[Records from a data source]
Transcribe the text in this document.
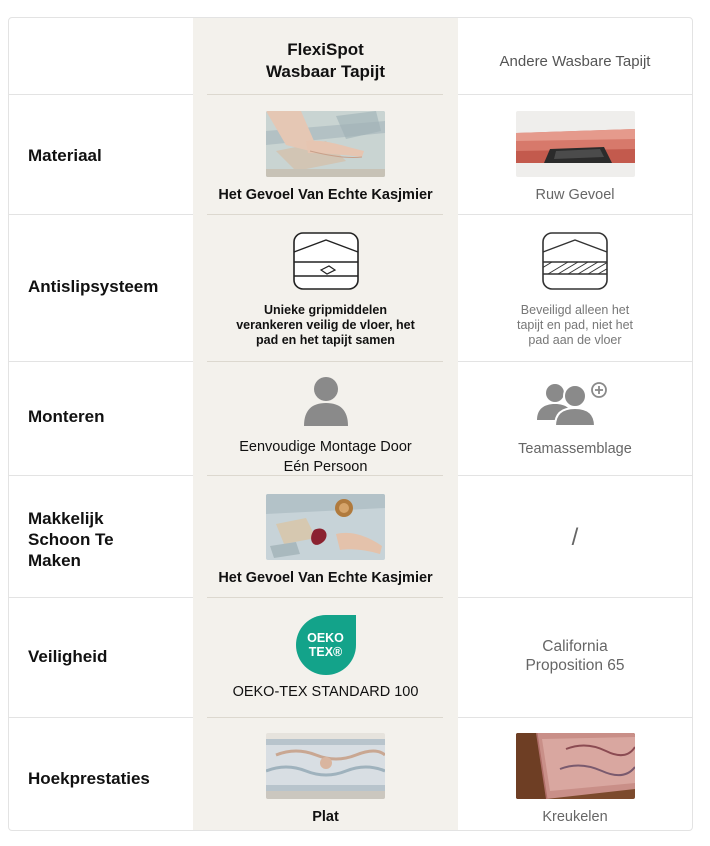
FlexiSpot
Wasbaar Tapijt
Andere Wasbare Tapijt
Materiaal
Het Gevoel Van Echte Kasjmier	Ruw Gevoel
Antislipsysteem
Unieke gripmiddelen
verankeren veilig de vloer, het
pad en het tapijt samen
Beveiligd alleen het
tapijt en pad, niet het
pad aan de vloer
Monteren
Eenvoudige Montage Door
Eén Persoon
Teamassemblage
Makkelijk
Schoon Te
Maken
Het Gevoel Van Echte Kasjmier
/
Veiligheid
OEKO
TEX®
OEKO-TEX STANDARD 100
California
Proposition 65
Hoekprestaties
Plat	Kreukelen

→ Short exercise:
Gather up the lines containing the word "Kasjmier" from these records and copy them.

→ Solution:
Het Gevoel Van Echte Kasjmier	Ruw Gevoel
Het Gevoel Van Echte Kasjmier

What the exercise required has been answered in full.